- [THE REQUEST]: Retype the records below word for word and omit any image.

- [INPUT]:
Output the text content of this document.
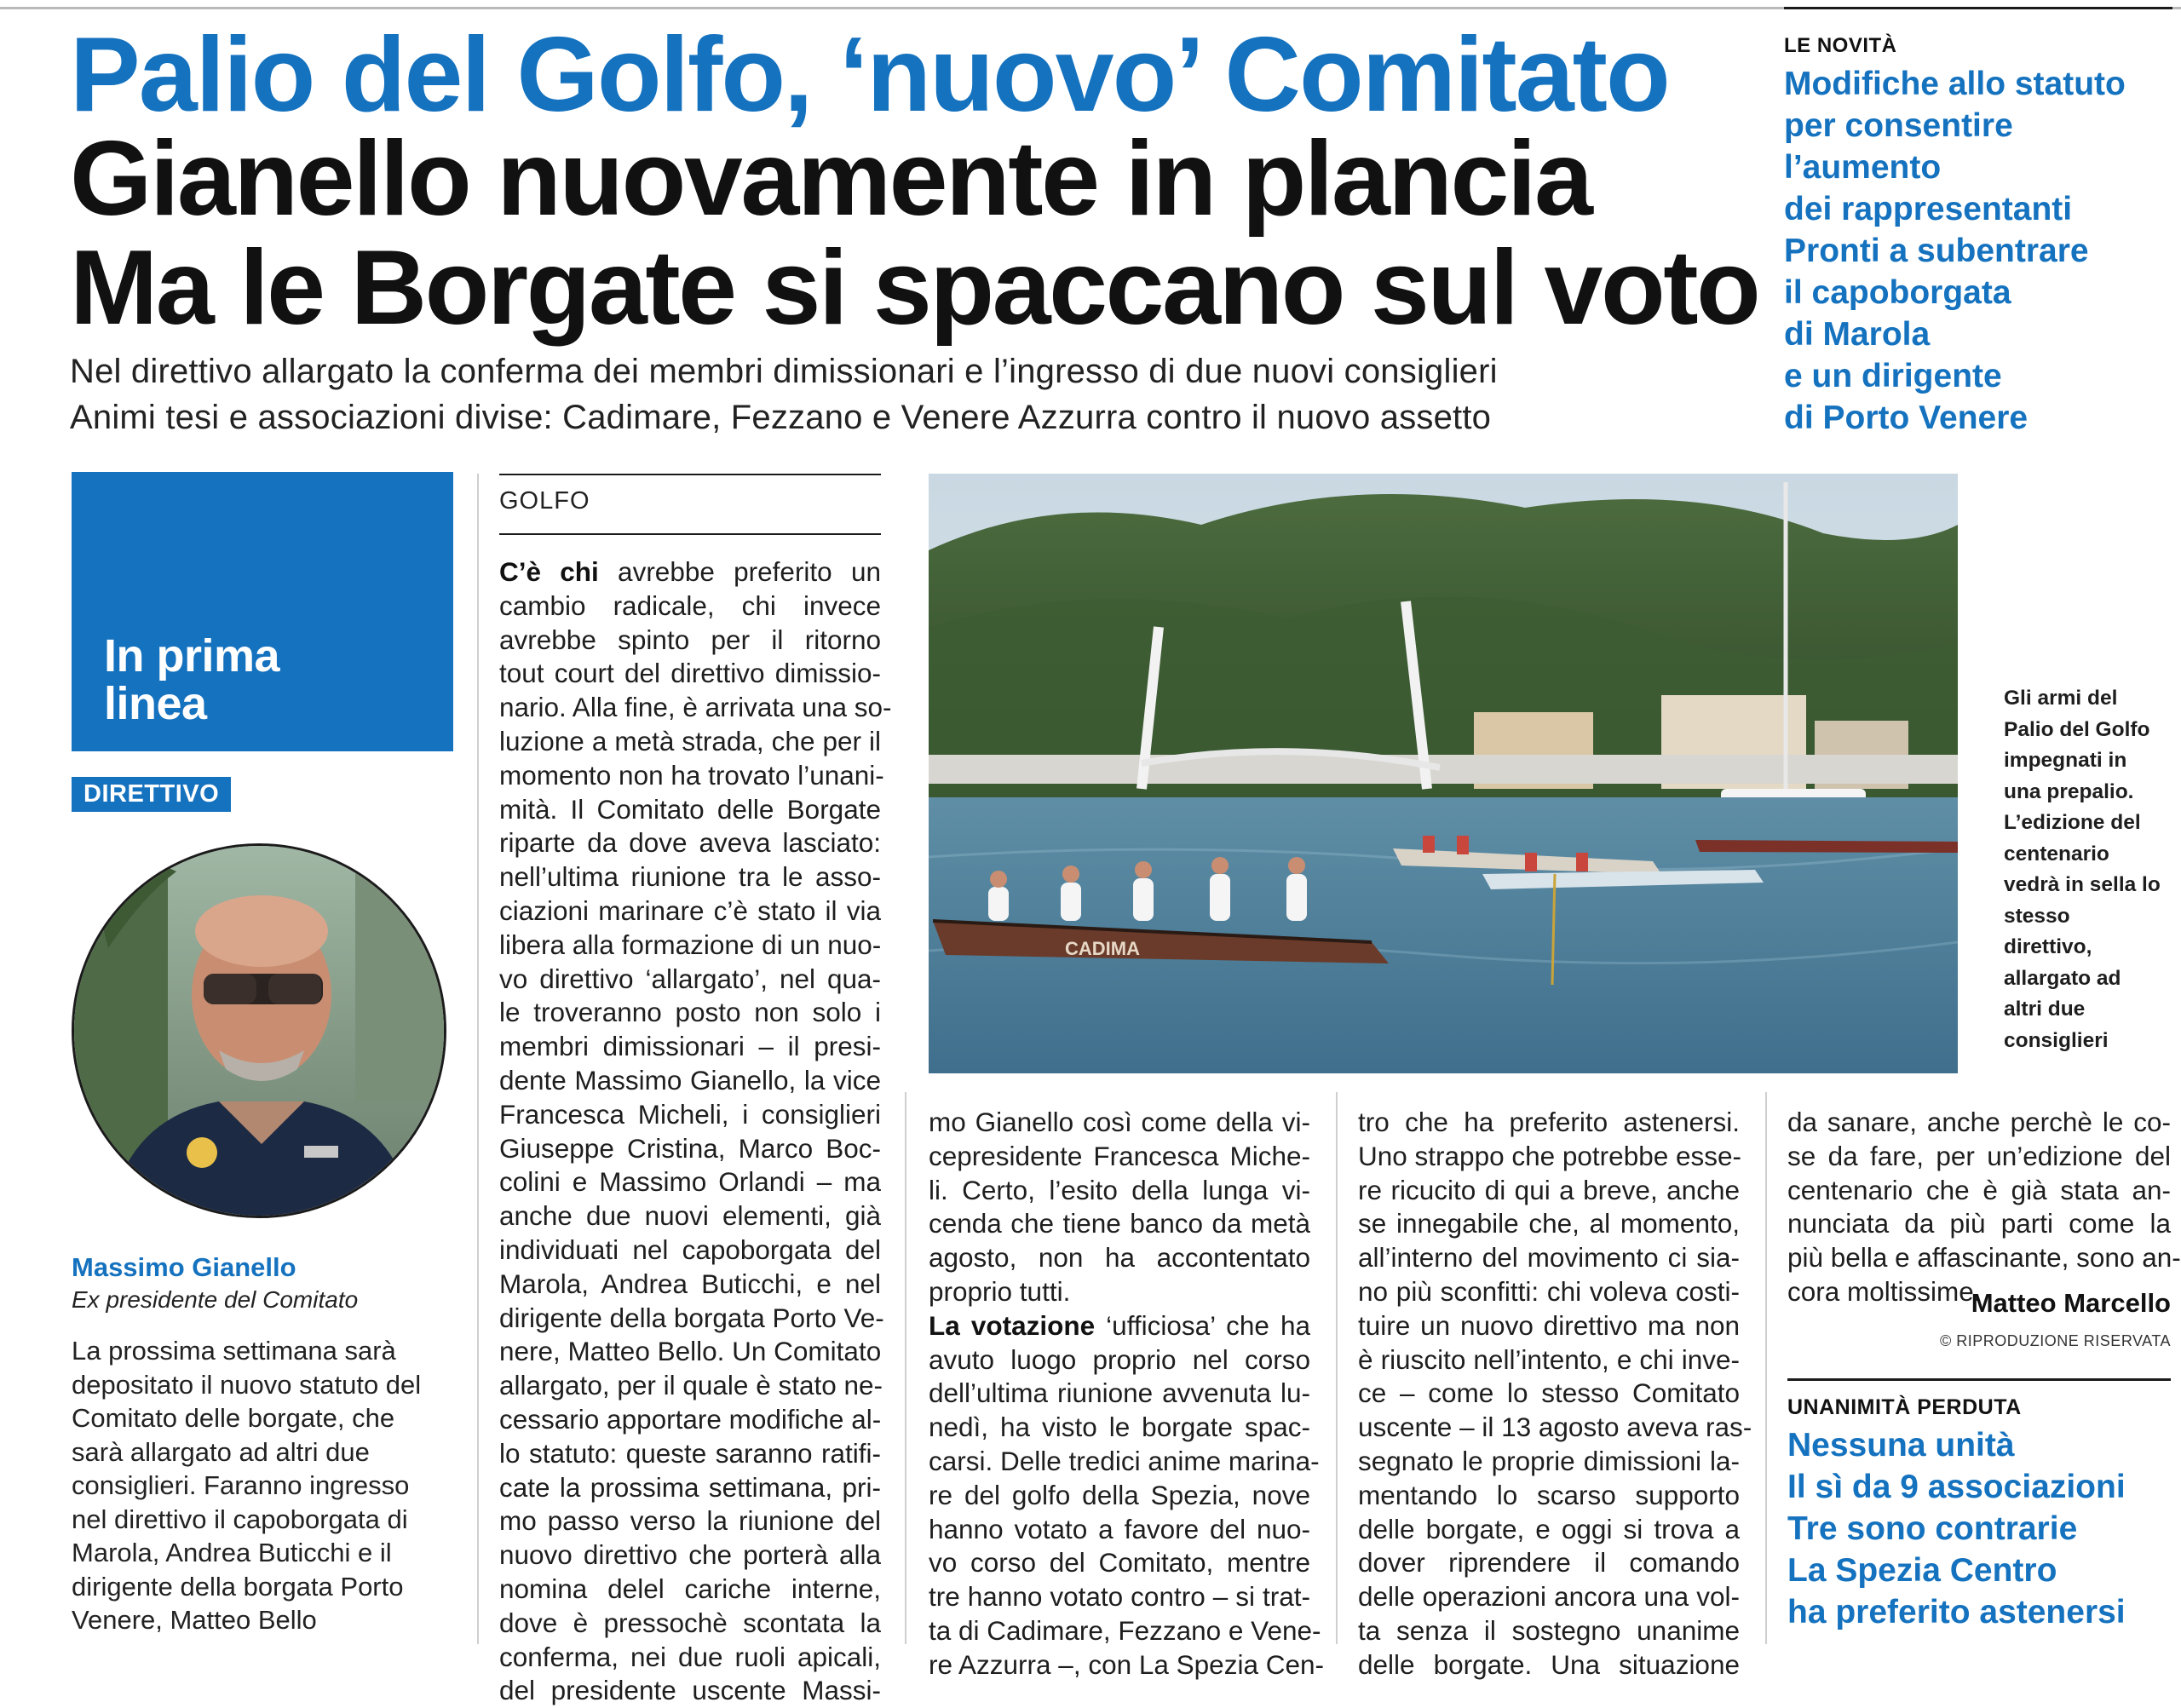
Palio del Golfo, ‘nuovo’ Comitato
Gianello nuovamente in plancia
Ma le Borgate si spaccano sul voto
Nel direttivo allargato la conferma dei membri dimissionari e l’ingresso di due nuovi consiglieri
Animi tesi e associazioni divise: Cadimare, Fezzano e Venere Azzurra contro il nuovo assetto
LE NOVITÀ
Modifiche allo statuto
per consentire
l’aumento
dei rappresentanti
Pronti a subentrare
il capoborgata
di Marola
e un dirigente
di Porto Venere
In prima
linea
DIRETTIVO
Massimo Gianello
Ex presidente del Comitato
La prossima settimana sarà
depositato il nuovo statuto del
Comitato delle borgate, che
sarà allargato ad altri due
consiglieri. Faranno ingresso
nel direttivo il capoborgata di
Marola, Andrea Buticchi e il
dirigente della borgata Porto
Venere, Matteo Bello
GOLFO
C’è chi avrebbe preferito un
cambio radicale, chi invece
avrebbe spinto per il ritorno
tout court del direttivo dimissio-
nario. Alla fine, è arrivata una so-
luzione a metà strada, che per il
momento non ha trovato l’unani-
mità. Il Comitato delle Borgate
riparte da dove aveva lasciato:
nell’ultima riunione tra le asso-
ciazioni marinare c’è stato il via
libera alla formazione di un nuo-
vo direttivo ‘allargato’, nel qua-
le troveranno posto non solo i
membri dimissionari – il presi-
dente Massimo Gianello, la vice
Francesca Micheli, i consiglieri
Giuseppe Cristina, Marco Boc-
colini e Massimo Orlandi – ma
anche due nuovi elementi, già
individuati nel capoborgata del
Marola, Andrea Buticchi, e nel
dirigente della borgata Porto Ve-
nere, Matteo Bello. Un Comitato
allargato, per il quale è stato ne-
cessario apportare modifiche al-
lo statuto: queste saranno ratifi-
cate la prossima settimana, pri-
mo passo verso la riunione del
nuovo direttivo che porterà alla
nomina delel cariche interne,
dove è pressochè scontata la
conferma, nei due ruoli apicali,
del presidente uscente Massi-
CADIMA
Gli armi del
Palio del Golfo
impegnati in
una prepalio.
L’edizione del
centenario
vedrà in sella lo
stesso
direttivo,
allargato ad
altri due
consiglieri
mo Gianello così come della vi-
cepresidente Francesca Miche-
li. Certo, l’esito della lunga vi-
cenda che tiene banco da metà
agosto, non ha accontentato
proprio tutti.
La votazione ‘ufficiosa’ che ha
avuto luogo proprio nel corso
dell’ultima riunione avvenuta lu-
nedì, ha visto le borgate spac-
carsi. Delle tredici anime marina-
re del golfo della Spezia, nove
hanno votato a favore del nuo-
vo corso del Comitato, mentre
tre hanno votato contro – si trat-
ta di Cadimare, Fezzano e Vene-
re Azzurra –, con La Spezia Cen-
tro che ha preferito astenersi.
Uno strappo che potrebbe esse-
re ricucito di qui a breve, anche
se innegabile che, al momento,
all’interno del movimento ci sia-
no più sconfitti: chi voleva costi-
tuire un nuovo direttivo ma non
è riuscito nell’intento, e chi inve-
ce – come lo stesso Comitato
uscente – il 13 agosto aveva ras-
segnato le proprie dimissioni la-
mentando lo scarso supporto
delle borgate, e oggi si trova a
dover riprendere il comando
delle operazioni ancora una vol-
ta senza il sostegno unanime
delle borgate. Una situazione
da sanare, anche perchè le co-
se da fare, per un’edizione del
centenario che è già stata an-
nunciata da più parti come la
più bella e affascinante, sono an-
cora moltissime.
Matteo Marcello
© RIPRODUZIONE RISERVATA
UNANIMITÀ PERDUTA
Nessuna unità
Il sì da 9 associazioni
Tre sono contrarie
La Spezia Centro
ha preferito astenersi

- [RESPONSE TO THIS EXERCISE]:
Output the text content of this document.
Palio del Golfo, ‘nuovo’ Comitato
Gianello nuovamente in plancia
Ma le Borgate si spaccano sul voto
Nel direttivo allargato la conferma dei membri dimissionari e l’ingresso di due nuovi consiglieri
Animi tesi e associazioni divise: Cadimare, Fezzano e Venere Azzurra contro il nuovo assetto
LE NOVITÀ
Modifiche allo statuto
per consentire
l’aumento
dei rappresentanti
Pronti a subentrare
il capoborgata
di Marola
e un dirigente
di Porto Venere
In prima
linea
DIRETTIVO
Massimo Gianello
Ex presidente del Comitato
La prossima settimana sarà
depositato il nuovo statuto del
Comitato delle borgate, che
sarà allargato ad altri due
consiglieri. Faranno ingresso
nel direttivo il capoborgata di
Marola, Andrea Buticchi e il
dirigente della borgata Porto
Venere, Matteo Bello
GOLFO
C’è chi avrebbe preferito un
cambio radicale, chi invece
avrebbe spinto per il ritorno
tout court del direttivo dimissio-
nario. Alla fine, è arrivata una so-
luzione a metà strada, che per il
momento non ha trovato l’unani-
mità. Il Comitato delle Borgate
riparte da dove aveva lasciato:
nell’ultima riunione tra le asso-
ciazioni marinare c’è stato il via
libera alla formazione di un nuo-
vo direttivo ‘allargato’, nel qua-
le troveranno posto non solo i
membri dimissionari – il presi-
dente Massimo Gianello, la vice
Francesca Micheli, i consiglieri
Giuseppe Cristina, Marco Boc-
colini e Massimo Orlandi – ma
anche due nuovi elementi, già
individuati nel capoborgata del
Marola, Andrea Buticchi, e nel
dirigente della borgata Porto Ve-
nere, Matteo Bello. Un Comitato
allargato, per il quale è stato ne-
cessario apportare modifiche al-
lo statuto: queste saranno ratifi-
cate la prossima settimana, pri-
mo passo verso la riunione del
nuovo direttivo che porterà alla
nomina delel cariche interne,
dove è pressochè scontata la
conferma, nei due ruoli apicali,
del presidente uscente Massi-
CADIMA
Gli armi del
Palio del Golfo
impegnati in
una prepalio.
L’edizione del
centenario
vedrà in sella lo
stesso
direttivo,
allargato ad
altri due
consiglieri
mo Gianello così come della vi-
cepresidente Francesca Miche-
li. Certo, l’esito della lunga vi-
cenda che tiene banco da metà
agosto, non ha accontentato
proprio tutti.
La votazione ‘ufficiosa’ che ha
avuto luogo proprio nel corso
dell’ultima riunione avvenuta lu-
nedì, ha visto le borgate spac-
carsi. Delle tredici anime marina-
re del golfo della Spezia, nove
hanno votato a favore del nuo-
vo corso del Comitato, mentre
tre hanno votato contro – si trat-
ta di Cadimare, Fezzano e Vene-
re Azzurra –, con La Spezia Cen-
tro che ha preferito astenersi.
Uno strappo che potrebbe esse-
re ricucito di qui a breve, anche
se innegabile che, al momento,
all’interno del movimento ci sia-
no più sconfitti: chi voleva costi-
tuire un nuovo direttivo ma non
è riuscito nell’intento, e chi inve-
ce – come lo stesso Comitato
uscente – il 13 agosto aveva ras-
segnato le proprie dimissioni la-
mentando lo scarso supporto
delle borgate, e oggi si trova a
dover riprendere il comando
delle operazioni ancora una vol-
ta senza il sostegno unanime
delle borgate. Una situazione
da sanare, anche perchè le co-
se da fare, per un’edizione del
centenario che è già stata an-
nunciata da più parti come la
più bella e affascinante, sono an-
cora moltissime.
Matteo Marcello
© RIPRODUZIONE RISERVATA
UNANIMITÀ PERDUTA
Nessuna unità
Il sì da 9 associazioni
Tre sono contrarie
La Spezia Centro
ha preferito astenersi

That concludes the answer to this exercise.